-- Gestellte Aufgabe --
Greifen Sie den Text über die Tagung „Klang und Identität“ an seinem letzten Satz auf und schreiben Sie ihn weiter.

Doch nicht nur die Stimme, auch die Sprech­weise kann als Mit­tel zur Iden­tität­skon­struk­tion ver­wen­det wer­den. Medi­en­sprech­er und Poli­tik­er set­zen beispiel­sweise bewusst Dialekt und dialek­tale Fär­bun­gen ein, um ihre regionale Iden­tität und Sol­i­dar­ität zu unter­stre­ichen.[6]

Um diese Vielzahl an akustisch-audi­tiv­en, gesellschaftlichen, tech­nisch-medi­al ver­mit­tel­ten Phänome­nen zu beschreiben und greif­bar zu machen, haben sich Nach­wuch­swis­senschaft­lerIn­nen vom 7. bis 9. Novem­ber 2014 zur inter­diszi­plinären Stipen­di­a­tenta­gung „Klang und Iden­tität“ in Naum­burg getrof­fen. Die Tagung wurde in der Rei­he „Stipen­di­at­en machen Pro­gramm“ der Stu­di­en­s­tiftung des deutschen Volkes organ­isiert. Während der Tagung wurde von The­o­rien und Meth­o­d­en sowie aus der Prax­is berichtet. Der Blick­winkel reichte dabei von Musik‑, Medi­en- und Sprach­wis­senschaft über Geschichte, The­olo­gie und Marken­recht bis hin zu Per­for­mance-Kun­st, Ton­tech­nik und Audio Brand­ing. An die grundle­gende Über­legung, wie Iden­tität mit Hil­fe audi­tiv­er und akustis­ch­er Mit­tel (re-)konstruiert wer­den kann, schlossen sich als Tagungsim­pulse fol­gende Fra­gen an: Wie wird über akustis­che Mit­tel Iden­tität erzeugt? Was für Iden­titäten sind das? Wie kann über ver­schiedene Geräusche und Klänge hin­weg ein Ein­druck von Kohärenz entste­hen? Wann und warum nutzt man akustis­che Mit­tel zur Iden­titäts­bil­dung? Wie läuft dieser Iden­ti­fika­tion­sprozess ab und für wen? Im Rah­men der Tagung kon­nten diese und weit­er­führende Fra­gen auf ver­schieden­ste Zugänge zum The­ma beleuchtet und disku­tiert werden.

In den kom­menden Monat­en wer­den hier jeden zweit­en Mon­tag Artikel von Teil­nehmenden zu Forschungsar­beit­en und Prax­is­bericht­en zum The­ma „Klang und Iden­tität“ veröf­fentlicht. Diese Beiträge sollen einen Ein­blick in ver­schieden­ste Herange­hensweisen zum The­ma gewähren, zu regem Gedanke­naus­tausch ein­laden sowie zu inno­v­a­tiv­en, klangvollen und inter­diszi­plinären Pro­jek­ten anre­gen. Wir freuen uns, wenn dieser Blog auch über die Tagungs­beiträge hin­aus eine Plat­tform rund um das The­ma „Klang und Iden­tität“ wird.

-- Extrahierte Daten --
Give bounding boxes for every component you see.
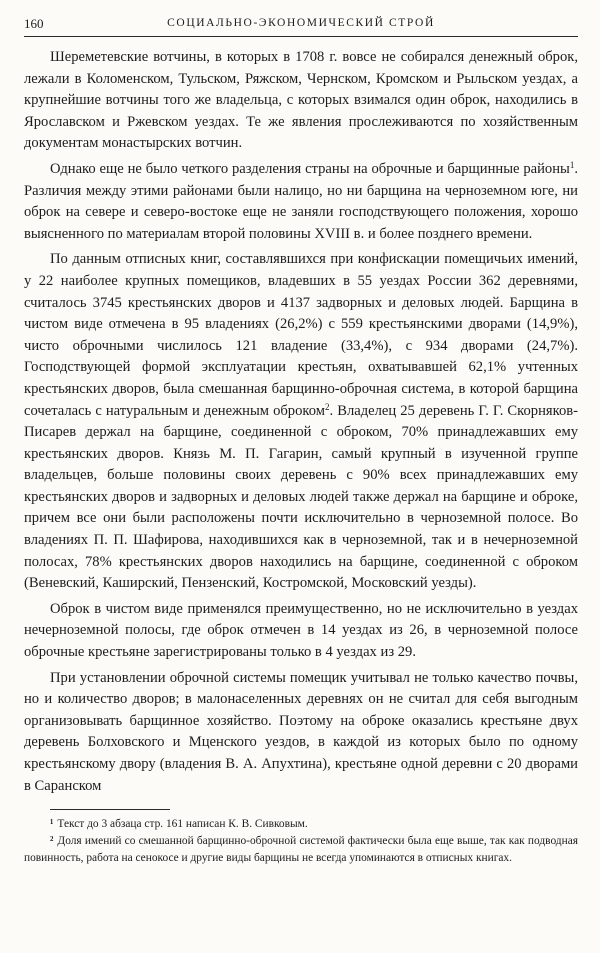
main-text	[24, 47, 578, 797]
footnote-ref-1[interactable]: 1	[569, 159, 575, 170]
paragraph-3	[24, 249, 578, 595]
paragraph-2-text: Однако еще не было четкого разделения страны на оброчные и барщинные районы	[50, 160, 570, 177]
running-head: СОЦИАЛЬНО-ЭКОНОМИЧЕСКИЙ СТРОЙ	[167, 17, 435, 29]
paragraph-2-tail: . Различия между этими районами были налицо, но ни барщина на черноземном юге, ни оброк на севере и северо-востоке еще не заняли господствующего положения, хорошо выясненного по материалам второй половины XVIII в. и более позднего времени.	[24, 160, 578, 242]
footnote-2-mark: ²	[50, 835, 54, 848]
footnote-1	[24, 816, 578, 833]
paragraph-1-text: Шереметевские вотчины, в которых в 1708 г. вовсе не собирался денежный оброк, лежали в Коломенском, Тульском, Ряжском, Чернском, Кромском и Рыльском уездах, а крупнейшие вотчины того же владельца, с которых взимался один оброк, находились в Ярославском и Ржевском уездах. Те же явления прослеживаются по хозяйственным документам монастырских вотчин.	[24, 49, 578, 152]
paragraph-4	[24, 599, 578, 664]
page-number: 160	[24, 16, 44, 31]
footnote-ref-2[interactable]: 2	[325, 401, 330, 412]
paragraph-4-text: Оброк в чистом виде применялся преимущественно, но не исключительно в уездах нечерноземной полосы, где оброк отмечен в 14 уездах из 26, в черноземной полосе оброчные крестьяне зарегистрированы только в 4 уездах из 29.	[24, 600, 578, 661]
footnote-2-text: Доля имений со смешанной барщинно-оброчной системой фактически была еще выше, так как подводная повинность, работа на сенокосе и другие виды барщины не всегда упоминаются в отписных книгах.	[24, 835, 578, 865]
footnote-1-text: Текст до 3 абзаца стр. 161 написан К. В. Сивковым.	[57, 818, 308, 831]
footnote-2	[24, 833, 578, 867]
paragraph-3-tail: . Владелец 25 деревень Г. Г. Скорняков-Писарев держал на барщине, соединенной с оброком, 70% принадлежавших ему крестьянских дворов. Князь М. П. Гагарин, самый крупный в изученной группе владельцев, больше половины своих деревень с 90% всех принадлежавших ему крестьянских дворов и задворных и деловых людей также держал на барщине и оброке, причем все они были расположены почти исключительно в черноземной полосе. Во владениях П. П. Шафирова, находившихся как в черноземной, так и в нечерноземной полосах, 78% крестьянских дворов находились на барщине, соединенной с оброком (Веневский, Каширский, Пензенский, Костромской, Московский уезды).	[24, 402, 579, 592]
paragraph-3-text: По данным отписных книг, составлявшихся при конфискации помещичьих имений, у 22 наиболее крупных помещиков, владевших в 55 уездах России 362 деревнями, считалось 3745 крестьянских дворов и 4137 задворных и деловых людей. Барщина в чистом виде отмечена в 95 владениях (26,2%) с 559 крестьянскими дворами (14,9%), чисто оброчными числилось 121 владение (33,4%), с 934 дворами (24,7%). Господствующей формой эксплуатации крестьян, охватывавшей 62,1% учтенных крестьянских дворов, была смешанная барщинно-оброчная система, в которой барщина сочеталась с натуральным и денежным оброком	[24, 251, 578, 419]
footnote-divider	[50, 809, 170, 810]
page-header	[24, 14, 578, 37]
paragraph-2	[24, 159, 578, 245]
paragraph-1	[24, 47, 578, 155]
footnote-1-mark: ¹	[50, 818, 54, 831]
paragraph-5	[24, 668, 578, 798]
footnotes	[24, 816, 578, 867]
paragraph-5-text: При установлении оброчной системы помещик учитывал не только качество почвы, но и количество дворов; в малонаселенных деревнях он не считал для себя выгодным организовывать барщинное хозяйство. Поэтому на оброке оказались крестьяне двух деревень Болховского и Мценского уездов, в каждой из которых было по одному крестьянскому двору (владения В. А. Апухтина), крестьяне одной деревни с 20 дворами в Саранском	[24, 669, 578, 794]
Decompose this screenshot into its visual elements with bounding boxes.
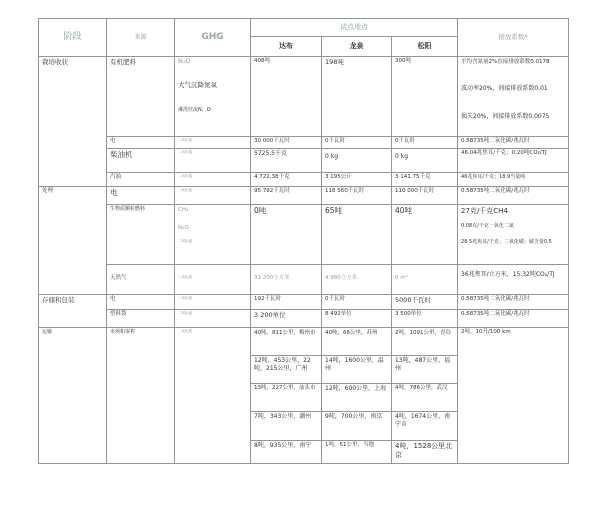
ghg-co2: 二氧化碳 <box>175 295 251 310</box>
factor-n2o: 0.08克/千克一氧化二氮 <box>461 223 514 229</box>
ghg-co2: 二氧化碳 <box>175 137 251 149</box>
value-dabu: 3 200单位 <box>251 310 322 328</box>
route-dabu-5: 8吨，935公里，南宁 <box>251 440 321 450</box>
value-dabu: 192千瓦时 <box>251 295 322 310</box>
value-songyang: 300吨 <box>392 57 458 137</box>
value-songyang: 110 000千瓦时 <box>392 187 458 205</box>
route-longquan-5: 1吨，51公里，当地 <box>322 440 391 449</box>
value-songyang: 40吨 <box>392 205 458 265</box>
factor-co2: 28.5兆焦耳/千克；二氧化碳；碳含量0.5 <box>461 239 552 245</box>
factor-ch4: 27克/千克CH4 <box>461 207 508 215</box>
source-gasoline: 汽油 <box>107 173 175 187</box>
route-songyang-5: 4吨，1528公里北京 <box>392 440 457 460</box>
value-songyang: 3 141.75千克 <box>392 173 458 187</box>
value-dabu: 31 200立方米 <box>251 265 322 295</box>
ghg-co2: 二氧化碳 <box>175 328 251 464</box>
stage-transport: 运输 <box>39 328 107 464</box>
value-dabu: 95 792千瓦时 <box>251 187 322 205</box>
table-row <box>39 137 569 149</box>
header-factor: 排放系数* <box>458 19 569 57</box>
ghg-co2: 二氧化碳 <box>175 265 251 295</box>
stage-processing: 处理 <box>39 187 107 295</box>
route-longquan-2: 14吨，1600公里，温州 <box>322 355 391 382</box>
factor: 46.04兆焦耳/千克；0.20吨CO₂/TJ <box>458 149 569 173</box>
value-longquan: 4 980立方米 <box>322 265 392 295</box>
route-songyang-2: 13吨，487公里，福州 <box>392 355 457 382</box>
source-biomass: 生物质颗粒燃料 <box>107 205 175 265</box>
source-electricity: 电 <box>107 187 175 205</box>
source-fertilizer: 有机肥料 <box>107 57 175 137</box>
value-longquan: 198吨 <box>322 57 392 137</box>
ghg-emission-table <box>38 18 569 464</box>
table-row <box>39 205 569 265</box>
ghg-n2o: N₂O <box>178 225 189 231</box>
ghg-co2: 二氧化碳 <box>175 173 251 187</box>
factor: 46兆焦耳/千克；18.9当量吨 <box>458 173 569 187</box>
value-longquan: 0千瓦时 <box>322 137 392 149</box>
value-dabu: 5725.5千克 <box>251 149 322 173</box>
value-dabu: 408吨 <box>251 57 322 137</box>
header-songyang: 松阳 <box>392 37 458 57</box>
ghg-deposition: 大气沉降氮氧 <box>178 81 217 89</box>
ghg-co2: 二氧化碳 <box>178 239 192 243</box>
header-longquan: 龙泉 <box>322 37 392 57</box>
source-electricity: 电 <box>107 137 175 149</box>
route-dabu-4: 7吨，343公里，潮州 <box>251 411 321 439</box>
header-stage: 阶段 <box>39 19 107 57</box>
factor: 0.58735吨二氧化碳/兆瓦时 <box>458 310 569 328</box>
value-songyang: 0 m³ <box>392 265 458 295</box>
header-row <box>39 19 569 37</box>
table-row <box>39 265 569 295</box>
header-dabu: 达布 <box>251 37 322 57</box>
header-source: 来源 <box>107 19 175 57</box>
source-market: 市场和零售 <box>107 328 175 464</box>
stage-cultivation: 栽培收获 <box>39 57 107 187</box>
route-songyang-4: 4吨，1674公里，南宁市 <box>392 411 457 439</box>
value-longquan: 3 195公斤 <box>322 173 392 187</box>
route-dabu-3: 13吨，227公里，汕头市 <box>251 383 321 410</box>
factor-transport: 2吨，10升/100 km <box>458 328 569 464</box>
value-dabu: 4 722.38千克 <box>251 173 322 187</box>
route-dabu-1: 40吨，811公里，梅州市 <box>254 330 316 336</box>
factor: 0.58735吨二氧化碳/兆瓦时 <box>458 187 569 205</box>
table-row <box>39 57 569 137</box>
source-diesel: 柴油机 <box>107 149 175 173</box>
table-row <box>39 173 569 187</box>
value-longquan: 118 560千瓦时 <box>322 187 392 205</box>
source-gas: 天然气 <box>107 265 175 295</box>
header-ghg: GHG <box>175 19 251 57</box>
table-row <box>39 149 569 173</box>
value-longquan: 0 kg <box>322 149 392 173</box>
ghg-leaching: 淋洗径流N、O <box>178 107 211 113</box>
header-location: 试点地点 <box>251 19 458 37</box>
factor: 36兆焦耳/立方米，15.32吨CO₂/TJ <box>458 265 569 295</box>
ghg-co2: 二氧化碳 <box>175 149 251 173</box>
value-songyang: 3 500单位 <box>392 310 458 328</box>
route-songyang-1: 2吨，1091公里，青岛 <box>395 330 451 336</box>
stage-packaging: 存储和包装 <box>39 295 107 328</box>
value-dabu: 30 000千瓦时 <box>251 137 322 149</box>
value-dabu: 0吨 <box>251 205 322 265</box>
value-longquan: 0千瓦时 <box>322 295 392 310</box>
route-dabu-2: 12吨，453公里，22吨，215公里，广州 <box>251 355 321 382</box>
table-row <box>39 310 569 328</box>
table-row <box>39 295 569 310</box>
value-songyang: 0 kg <box>392 149 458 173</box>
factor-loss: 损失20%，间接排放系数0.0075 <box>461 113 550 120</box>
table-row <box>39 328 569 464</box>
value-longquan: 65吨 <box>322 205 392 265</box>
factor: 0.58735吨二氧化碳/兆瓦时 <box>458 137 569 149</box>
factor: 0.58735吨二氧化碳/兆瓦时 <box>458 295 569 310</box>
factor-direct: 平均含氮量2%直接排放系数0.0178 <box>461 59 550 65</box>
route-longquan-4: 9吨，700公里，南京 <box>322 411 391 439</box>
ghg-co2: 二氧化碳 <box>175 310 251 328</box>
value-songyang: 0千瓦时 <box>392 137 458 149</box>
value-songyang: 5000千瓦时 <box>392 295 458 310</box>
ghg-ch4: CH₄ <box>178 207 189 213</box>
source-electricity: 电 <box>107 295 175 310</box>
route-longquan-3: 12吨，600公里，上海 <box>322 383 391 410</box>
table-row <box>39 187 569 205</box>
ghg-co2: 二氧化碳 <box>175 187 251 205</box>
route-songyang-3: 4吨，786公里，武汉 <box>392 383 457 410</box>
factor-volatilization: 波动率20%，间接排放系数0.01 <box>461 85 548 92</box>
source-plastic: 塑料袋 <box>107 310 175 328</box>
route-longquan-1: 40吨，66公里，苏州 <box>325 330 378 336</box>
value-longquan: 8 492单位 <box>322 310 392 328</box>
ghg-n2o: N₂O <box>178 57 191 65</box>
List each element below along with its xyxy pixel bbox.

-- Lösung --
[1] Dieser Begriff wurde einge­führt von Schafer, Mur­ray (1977): The Tun­ing of the World. New York.

[2] Ein beson­ders ein­drück­lich­es Beispiel, wie anders Klänge, Geräusche und ihre Wahrnehmung in anderen Kul­turen sein kön­nen, liefert Steven Feld in sein­er Unter­suchung der Klang­welt der Kaluli, die im Regen­wald Papua Neuguineas leben. Steven Feld (2000): Sound Worlds. In: Kruth, P., Sto­bart, H. (Hg.): Sound. The Dar­win Col­lege Lec­tures. Cam­bridge, 173–200.

[3] vgl. Schulze, Hol­ger (2008): Sound Stud­ies: Tra­di­tio­nen – Meth­o­d­en – Desider­ate: Eine Ein­führung. Biele­feld, 116ff.

[4] Eine inter­diszi­plinäre Über­sicht dazu bieten z.B. die ver­schiede­nen Beiträge des Kapi­tels „Jugend und ihre musikalis­chen Wel­ten“ (S. 473–512) im Tagungs­band von Altenburg, Detlef/Bayreuther, Rain­er (2004): Musik und kul­turelle Iden­tität. Bd1: Öffentliche Vorträge, Round­ta­bles und Sym­posien A.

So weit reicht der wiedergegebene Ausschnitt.